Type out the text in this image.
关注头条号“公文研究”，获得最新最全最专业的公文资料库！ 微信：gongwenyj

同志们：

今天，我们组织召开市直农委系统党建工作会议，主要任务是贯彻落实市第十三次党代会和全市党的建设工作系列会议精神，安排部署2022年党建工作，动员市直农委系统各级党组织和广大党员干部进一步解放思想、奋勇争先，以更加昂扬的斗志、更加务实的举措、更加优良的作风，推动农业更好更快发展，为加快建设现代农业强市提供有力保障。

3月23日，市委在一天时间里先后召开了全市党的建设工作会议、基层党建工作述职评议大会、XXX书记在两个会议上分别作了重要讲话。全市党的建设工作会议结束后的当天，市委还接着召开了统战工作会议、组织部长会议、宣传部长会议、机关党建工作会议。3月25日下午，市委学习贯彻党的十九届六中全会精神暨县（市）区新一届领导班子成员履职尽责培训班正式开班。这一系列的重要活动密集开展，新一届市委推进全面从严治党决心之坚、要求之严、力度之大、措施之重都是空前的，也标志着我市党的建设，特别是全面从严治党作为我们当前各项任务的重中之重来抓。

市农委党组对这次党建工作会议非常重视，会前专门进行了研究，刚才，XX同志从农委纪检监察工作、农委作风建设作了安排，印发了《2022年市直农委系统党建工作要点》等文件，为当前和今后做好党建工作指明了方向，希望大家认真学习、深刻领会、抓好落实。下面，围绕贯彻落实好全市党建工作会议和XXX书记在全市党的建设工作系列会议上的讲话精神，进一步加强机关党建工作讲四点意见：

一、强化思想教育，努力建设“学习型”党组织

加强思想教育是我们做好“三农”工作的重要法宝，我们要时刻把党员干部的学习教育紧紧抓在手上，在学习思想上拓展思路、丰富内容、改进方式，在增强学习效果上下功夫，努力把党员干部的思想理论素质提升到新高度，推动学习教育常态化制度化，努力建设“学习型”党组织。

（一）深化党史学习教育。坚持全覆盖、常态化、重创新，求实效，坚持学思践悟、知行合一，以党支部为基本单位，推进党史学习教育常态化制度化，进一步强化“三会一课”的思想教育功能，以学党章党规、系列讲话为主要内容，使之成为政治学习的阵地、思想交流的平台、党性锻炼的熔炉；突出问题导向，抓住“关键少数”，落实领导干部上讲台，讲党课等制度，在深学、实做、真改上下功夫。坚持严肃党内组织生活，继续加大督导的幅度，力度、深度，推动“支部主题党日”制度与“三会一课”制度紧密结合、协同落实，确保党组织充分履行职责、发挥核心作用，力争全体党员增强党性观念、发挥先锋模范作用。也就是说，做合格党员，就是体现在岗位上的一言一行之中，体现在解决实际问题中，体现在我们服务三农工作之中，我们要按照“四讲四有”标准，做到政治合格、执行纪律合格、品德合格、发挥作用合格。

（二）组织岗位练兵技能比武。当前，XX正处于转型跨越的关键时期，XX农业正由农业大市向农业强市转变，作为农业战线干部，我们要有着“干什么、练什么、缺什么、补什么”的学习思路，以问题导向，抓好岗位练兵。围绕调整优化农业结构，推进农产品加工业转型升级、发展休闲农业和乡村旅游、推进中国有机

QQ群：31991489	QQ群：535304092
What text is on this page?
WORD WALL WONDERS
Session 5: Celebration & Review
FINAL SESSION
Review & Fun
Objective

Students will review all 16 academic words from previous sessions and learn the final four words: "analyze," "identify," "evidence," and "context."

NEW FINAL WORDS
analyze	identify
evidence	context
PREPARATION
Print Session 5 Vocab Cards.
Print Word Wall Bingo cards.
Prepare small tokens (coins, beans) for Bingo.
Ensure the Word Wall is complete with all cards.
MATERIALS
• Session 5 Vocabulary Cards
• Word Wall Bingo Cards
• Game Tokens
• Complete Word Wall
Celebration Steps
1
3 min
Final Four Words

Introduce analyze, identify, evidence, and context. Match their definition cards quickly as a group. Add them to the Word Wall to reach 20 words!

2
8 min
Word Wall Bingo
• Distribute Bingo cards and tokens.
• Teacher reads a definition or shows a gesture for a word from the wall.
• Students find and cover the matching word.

▸ EXERCISE TASK
Scan the data above; copy every line where "from" appears.

▸ RESPONSE
Students will review all 16 academic words from previous sessions and learn the final four words: "analyze," "identify," "evidence," and "context."
• Teacher reads a definition or shows a gesture for a word from the wall.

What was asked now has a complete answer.